• [Given data]
---------------
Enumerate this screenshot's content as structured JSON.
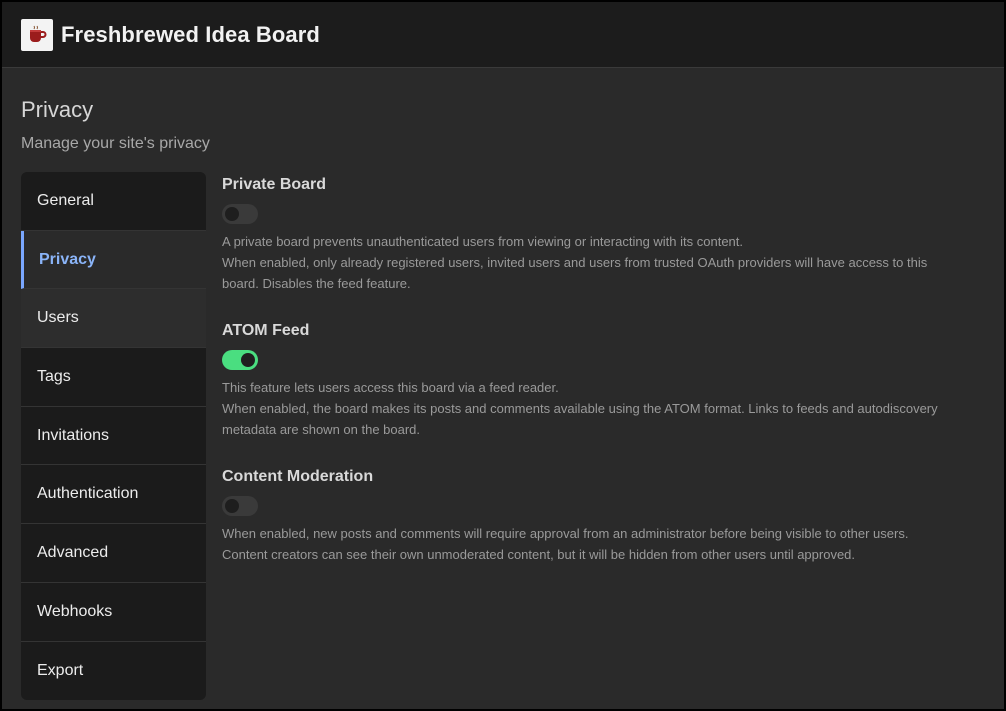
{
  "header": {
    "app_title": "Freshbrewed Idea Board",
    "logo_icon": "coffee-mug-icon"
  },
  "page": {
    "title": "Privacy",
    "subtitle": "Manage your site's privacy"
  },
  "sidebar": {
    "items": [
      {
        "label": "General",
        "active": false
      },
      {
        "label": "Privacy",
        "active": true
      },
      {
        "label": "Users",
        "active": false
      },
      {
        "label": "Tags",
        "active": false
      },
      {
        "label": "Invitations",
        "active": false
      },
      {
        "label": "Authentication",
        "active": false
      },
      {
        "label": "Advanced",
        "active": false
      },
      {
        "label": "Webhooks",
        "active": false
      },
      {
        "label": "Export",
        "active": false
      }
    ]
  },
  "settings": {
    "private_board": {
      "title": "Private Board",
      "enabled": false,
      "desc1": "A private board prevents unauthenticated users from viewing or interacting with its content.",
      "desc2": "When enabled, only already registered users, invited users and users from trusted OAuth providers will have access to this board. Disables the feed feature."
    },
    "atom_feed": {
      "title": "ATOM Feed",
      "enabled": true,
      "desc1": "This feature lets users access this board via a feed reader.",
      "desc2": "When enabled, the board makes its posts and comments available using the ATOM format. Links to feeds and autodiscovery metadata are shown on the board."
    },
    "content_moderation": {
      "title": "Content Moderation",
      "enabled": false,
      "desc1": "When enabled, new posts and comments will require approval from an administrator before being visible to other users.",
      "desc2": "Content creators can see their own unmoderated content, but it will be hidden from other users until approved."
    }
  },
  "colors": {
    "accent": "#8ab4f8",
    "toggle_on": "#4ade80",
    "background": "#2a2a2a",
    "header_bg": "#1c1c1c"
  }
}
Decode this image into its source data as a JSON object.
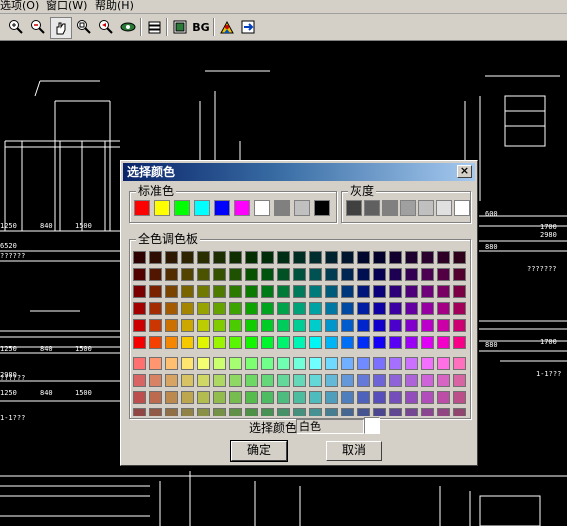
{
  "menubar": {
    "items": [
      "选项(O)",
      "窗口(W)",
      "帮助(H)"
    ]
  },
  "toolbar": {
    "icons": [
      "zoom-in-icon",
      "zoom-out-icon",
      "pan-hand-icon",
      "zoom-window-icon",
      "zoom-previous-icon",
      "view-eye-icon",
      "layers-icon",
      "display-icon",
      "background-icon",
      "user-icon",
      "export-icon"
    ],
    "bg_label": "BG"
  },
  "drawing": {
    "dim_labels": [
      "6520",
      "1250",
      "840",
      "1500",
      "1250",
      "840",
      "1500",
      "2980",
      "1250",
      "840",
      "1500",
      "2980",
      "1700",
      "1700",
      "880",
      "880",
      "600"
    ],
    "notes": [
      "??????",
      "???????",
      "??????",
      "1-1???",
      "1-1???"
    ]
  },
  "dialog": {
    "title": "选择颜色",
    "close_label": "×",
    "standard_group": "标准色",
    "gray_group": "灰度",
    "palette_group": "全色调色板",
    "standard_colors": [
      "#ff0000",
      "#ffff00",
      "#00ff00",
      "#00ffff",
      "#0000ff",
      "#ff00ff",
      "#ffffff",
      "#808080",
      "#c0c0c0",
      "#000000"
    ],
    "gray_colors": [
      "#404040",
      "#606060",
      "#808080",
      "#a0a0a0",
      "#c0c0c0",
      "#e0e0e0",
      "#ffffff"
    ],
    "selected_label": "选择颜色",
    "selected_value": "白色",
    "selected_color": "#ffffff",
    "ok_label": "确定",
    "cancel_label": "取消"
  }
}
---------------
• [What is needed]
Lines in the records that hold the word "background" are to be counted; give only the total.

• [Response to the task]
2